• AIM:
Could you copy every line from the material below in which "σημεῖον" appears?

• THE RECORDS:
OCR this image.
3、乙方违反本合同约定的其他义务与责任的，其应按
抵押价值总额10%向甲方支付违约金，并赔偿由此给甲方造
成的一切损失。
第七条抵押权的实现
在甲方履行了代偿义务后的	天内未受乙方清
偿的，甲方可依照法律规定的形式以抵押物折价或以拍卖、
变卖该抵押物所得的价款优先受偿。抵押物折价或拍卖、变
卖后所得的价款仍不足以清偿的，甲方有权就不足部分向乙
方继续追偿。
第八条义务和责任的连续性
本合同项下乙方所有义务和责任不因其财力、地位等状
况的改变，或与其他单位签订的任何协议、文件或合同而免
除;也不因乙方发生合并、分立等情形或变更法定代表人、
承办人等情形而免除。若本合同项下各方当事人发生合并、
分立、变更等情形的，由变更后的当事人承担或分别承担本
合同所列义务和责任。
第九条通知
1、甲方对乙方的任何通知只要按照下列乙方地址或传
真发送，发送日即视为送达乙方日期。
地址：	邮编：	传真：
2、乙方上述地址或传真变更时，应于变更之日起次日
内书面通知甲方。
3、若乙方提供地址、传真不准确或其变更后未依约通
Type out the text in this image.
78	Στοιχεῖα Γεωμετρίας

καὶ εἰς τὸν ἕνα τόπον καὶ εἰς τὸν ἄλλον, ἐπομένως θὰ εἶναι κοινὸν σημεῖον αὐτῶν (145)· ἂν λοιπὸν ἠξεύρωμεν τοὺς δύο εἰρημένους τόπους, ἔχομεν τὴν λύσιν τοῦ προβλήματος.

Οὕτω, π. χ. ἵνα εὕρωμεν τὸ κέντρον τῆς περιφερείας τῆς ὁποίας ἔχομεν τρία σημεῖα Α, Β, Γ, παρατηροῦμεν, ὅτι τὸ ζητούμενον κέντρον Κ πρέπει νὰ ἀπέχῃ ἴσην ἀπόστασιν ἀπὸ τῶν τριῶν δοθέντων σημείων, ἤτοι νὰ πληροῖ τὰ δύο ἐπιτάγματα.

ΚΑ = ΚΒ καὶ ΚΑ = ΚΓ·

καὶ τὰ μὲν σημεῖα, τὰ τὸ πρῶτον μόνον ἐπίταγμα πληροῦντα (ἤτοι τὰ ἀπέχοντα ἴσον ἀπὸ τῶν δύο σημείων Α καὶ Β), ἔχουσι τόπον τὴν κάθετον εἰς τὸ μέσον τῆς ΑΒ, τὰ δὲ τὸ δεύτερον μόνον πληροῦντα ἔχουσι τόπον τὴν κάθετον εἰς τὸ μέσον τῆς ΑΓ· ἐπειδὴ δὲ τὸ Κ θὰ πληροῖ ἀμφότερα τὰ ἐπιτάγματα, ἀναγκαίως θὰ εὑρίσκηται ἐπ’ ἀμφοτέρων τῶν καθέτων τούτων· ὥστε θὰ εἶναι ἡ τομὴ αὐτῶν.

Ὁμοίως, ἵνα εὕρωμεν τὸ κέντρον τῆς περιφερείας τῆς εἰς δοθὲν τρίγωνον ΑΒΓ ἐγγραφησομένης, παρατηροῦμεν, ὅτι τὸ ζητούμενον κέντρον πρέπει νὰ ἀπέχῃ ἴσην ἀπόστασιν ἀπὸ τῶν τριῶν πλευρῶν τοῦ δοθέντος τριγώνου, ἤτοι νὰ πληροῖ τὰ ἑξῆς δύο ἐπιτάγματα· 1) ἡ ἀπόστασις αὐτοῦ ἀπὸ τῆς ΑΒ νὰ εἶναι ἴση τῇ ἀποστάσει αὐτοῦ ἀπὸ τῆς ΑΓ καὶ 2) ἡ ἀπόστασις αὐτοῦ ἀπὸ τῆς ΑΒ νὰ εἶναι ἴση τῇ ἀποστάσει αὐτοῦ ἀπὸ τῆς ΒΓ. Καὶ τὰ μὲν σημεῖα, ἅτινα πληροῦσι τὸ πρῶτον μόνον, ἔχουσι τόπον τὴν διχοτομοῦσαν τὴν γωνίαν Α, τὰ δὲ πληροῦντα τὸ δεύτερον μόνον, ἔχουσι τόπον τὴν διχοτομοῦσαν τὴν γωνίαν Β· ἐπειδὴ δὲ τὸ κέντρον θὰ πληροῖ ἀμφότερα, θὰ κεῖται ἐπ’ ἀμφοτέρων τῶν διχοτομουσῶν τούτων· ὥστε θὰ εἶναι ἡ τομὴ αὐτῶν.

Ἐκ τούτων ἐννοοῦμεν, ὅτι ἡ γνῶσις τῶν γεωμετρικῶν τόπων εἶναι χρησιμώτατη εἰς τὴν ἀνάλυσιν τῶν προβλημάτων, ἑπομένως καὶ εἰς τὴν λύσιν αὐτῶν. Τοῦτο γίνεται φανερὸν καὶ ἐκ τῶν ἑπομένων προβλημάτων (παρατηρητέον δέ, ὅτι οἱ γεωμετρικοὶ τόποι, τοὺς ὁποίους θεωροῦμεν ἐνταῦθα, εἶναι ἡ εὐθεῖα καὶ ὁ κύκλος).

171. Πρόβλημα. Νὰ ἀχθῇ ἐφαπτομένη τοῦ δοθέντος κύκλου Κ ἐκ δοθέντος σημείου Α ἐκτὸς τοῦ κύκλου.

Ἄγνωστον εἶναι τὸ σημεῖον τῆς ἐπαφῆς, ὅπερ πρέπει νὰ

• RESPONSE TO THIS EXERCISE:
καὶ εἰς τὸν ἕνα τόπον καὶ εἰς τὸν ἄλλον, ἐπομένως θὰ εἶναι κοινὸν σημεῖον αὐτῶν (145)· ἂν λοιπὸν ἠξεύρωμεν τοὺς δύο εἰρημένους τόπους, ἔχομεν τὴν λύσιν τοῦ προβλήματος.
Ἄγνωστον εἶναι τὸ σημεῖον τῆς ἐπαφῆς, ὅπερ πρέπει νὰ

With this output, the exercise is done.